[Data shown start]

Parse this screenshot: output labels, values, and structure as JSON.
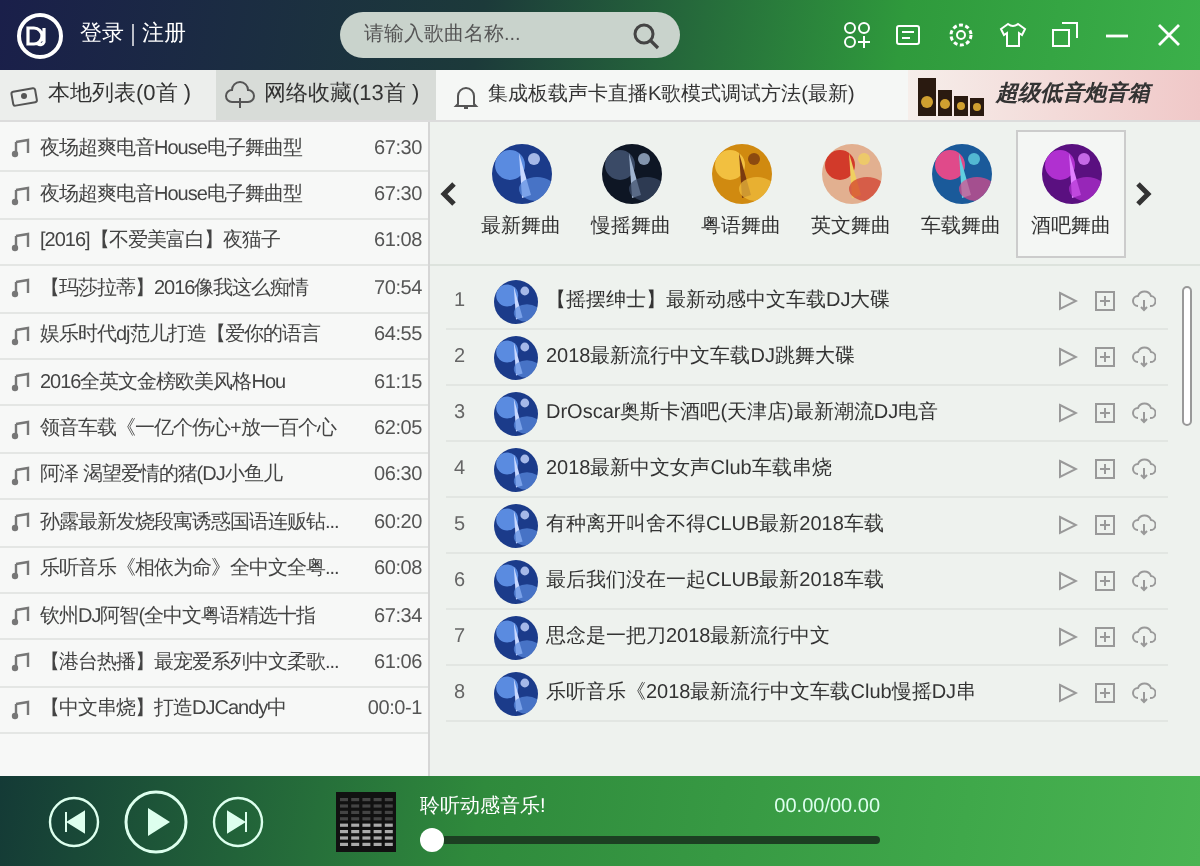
{
  "header": {
    "account": [
      "登录",
      "注册"
    ],
    "search": {
      "placeholder": "请输入歌曲名称..."
    }
  },
  "tabs": [
    {
      "label": "本地列表(0首 )",
      "selected": false
    },
    {
      "label": "网络收藏(13首 )",
      "selected": true
    }
  ],
  "notice": "集成板载声卡直播K歌模式调试方法(最新)",
  "banner": {
    "text": "超级低音炮音箱"
  },
  "playlist": [
    {
      "title": "夜场超爽电音House电子舞曲型",
      "duration": "67:30"
    },
    {
      "title": "夜场超爽电音House电子舞曲型",
      "duration": "67:30"
    },
    {
      "title": "[2016]【不爱美富白】夜猫子",
      "duration": "61:08"
    },
    {
      "title": "【玛莎拉蒂】2016像我这么痴情",
      "duration": "70:54"
    },
    {
      "title": "娱乐时代dj范儿打造【爱你的语言",
      "duration": "64:55"
    },
    {
      "title": "2016全英文金榜欧美风格Hou",
      "duration": "61:15"
    },
    {
      "title": "领音车载《一亿个伤心+放一百个心",
      "duration": "62:05"
    },
    {
      "title": "阿泽  渴望爱情的猪(DJ小鱼儿",
      "duration": "06:30"
    },
    {
      "title": "孙露最新发烧段寓诱惑国语连贩钻...",
      "duration": "60:20"
    },
    {
      "title": "乐听音乐《相依为命》全中文全粤...",
      "duration": "60:08"
    },
    {
      "title": "钦州DJ阿智(全中文粤语精选十指",
      "duration": "67:34"
    },
    {
      "title": "【港台热播】最宠爱系列中文柔歌...",
      "duration": "61:06"
    },
    {
      "title": "【中文串烧】打造DJCandy中",
      "duration": "00:0-1"
    }
  ],
  "categories": [
    {
      "label": "最新舞曲",
      "selected": false
    },
    {
      "label": "慢摇舞曲",
      "selected": false
    },
    {
      "label": "粤语舞曲",
      "selected": false
    },
    {
      "label": "英文舞曲",
      "selected": false
    },
    {
      "label": "车载舞曲",
      "selected": false
    },
    {
      "label": "酒吧舞曲",
      "selected": true
    }
  ],
  "songs": [
    {
      "index": "1",
      "title": "【摇摆绅士】最新动感中文车载DJ大碟"
    },
    {
      "index": "2",
      "title": "2018最新流行中文车载DJ跳舞大碟"
    },
    {
      "index": "3",
      "title": "DrOscar奥斯卡酒吧(天津店)最新潮流DJ电音"
    },
    {
      "index": "4",
      "title": "2018最新中文女声Club车载串烧"
    },
    {
      "index": "5",
      "title": "有种离开叫舍不得CLUB最新2018车载"
    },
    {
      "index": "6",
      "title": "最后我们没在一起CLUB最新2018车载"
    },
    {
      "index": "7",
      "title": "思念是一把刀2018最新流行中文"
    },
    {
      "index": "8",
      "title": "乐听音乐《2018最新流行中文车载Club慢摇DJ串"
    }
  ],
  "player": {
    "now_playing": "聆听动感音乐!",
    "time": "00.00/00.00",
    "level": 0
  }
}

[Data shown end]

## Given request
Quote every line of the records above exactly; no picture is to be copied.

## Answer in full
Parse this screenshot: output labels, values, and structure as JSON.
{
  "header": {
    "account": [
      "登录",
      "注册"
    ],
    "search": {
      "placeholder": "请输入歌曲名称..."
    }
  },
  "tabs": [
    {
      "label": "本地列表(0首 )",
      "selected": false
    },
    {
      "label": "网络收藏(13首 )",
      "selected": true
    }
  ],
  "notice": "集成板载声卡直播K歌模式调试方法(最新)",
  "banner": {
    "text": "超级低音炮音箱"
  },
  "playlist": [
    {
      "title": "夜场超爽电音House电子舞曲型",
      "duration": "67:30"
    },
    {
      "title": "夜场超爽电音House电子舞曲型",
      "duration": "67:30"
    },
    {
      "title": "[2016]【不爱美富白】夜猫子",
      "duration": "61:08"
    },
    {
      "title": "【玛莎拉蒂】2016像我这么痴情",
      "duration": "70:54"
    },
    {
      "title": "娱乐时代dj范儿打造【爱你的语言",
      "duration": "64:55"
    },
    {
      "title": "2016全英文金榜欧美风格Hou",
      "duration": "61:15"
    },
    {
      "title": "领音车载《一亿个伤心+放一百个心",
      "duration": "62:05"
    },
    {
      "title": "阿泽  渴望爱情的猪(DJ小鱼儿",
      "duration": "06:30"
    },
    {
      "title": "孙露最新发烧段寓诱惑国语连贩钻...",
      "duration": "60:20"
    },
    {
      "title": "乐听音乐《相依为命》全中文全粤...",
      "duration": "60:08"
    },
    {
      "title": "钦州DJ阿智(全中文粤语精选十指",
      "duration": "67:34"
    },
    {
      "title": "【港台热播】最宠爱系列中文柔歌...",
      "duration": "61:06"
    },
    {
      "title": "【中文串烧】打造DJCandy中",
      "duration": "00:0-1"
    }
  ],
  "categories": [
    {
      "label": "最新舞曲",
      "selected": false
    },
    {
      "label": "慢摇舞曲",
      "selected": false
    },
    {
      "label": "粤语舞曲",
      "selected": false
    },
    {
      "label": "英文舞曲",
      "selected": false
    },
    {
      "label": "车载舞曲",
      "selected": false
    },
    {
      "label": "酒吧舞曲",
      "selected": true
    }
  ],
  "songs": [
    {
      "index": "1",
      "title": "【摇摆绅士】最新动感中文车载DJ大碟"
    },
    {
      "index": "2",
      "title": "2018最新流行中文车载DJ跳舞大碟"
    },
    {
      "index": "3",
      "title": "DrOscar奥斯卡酒吧(天津店)最新潮流DJ电音"
    },
    {
      "index": "4",
      "title": "2018最新中文女声Club车载串烧"
    },
    {
      "index": "5",
      "title": "有种离开叫舍不得CLUB最新2018车载"
    },
    {
      "index": "6",
      "title": "最后我们没在一起CLUB最新2018车载"
    },
    {
      "index": "7",
      "title": "思念是一把刀2018最新流行中文"
    },
    {
      "index": "8",
      "title": "乐听音乐《2018最新流行中文车载Club慢摇DJ串"
    }
  ],
  "player": {
    "now_playing": "聆听动感音乐!",
    "time": "00.00/00.00",
    "level": 0
  }
}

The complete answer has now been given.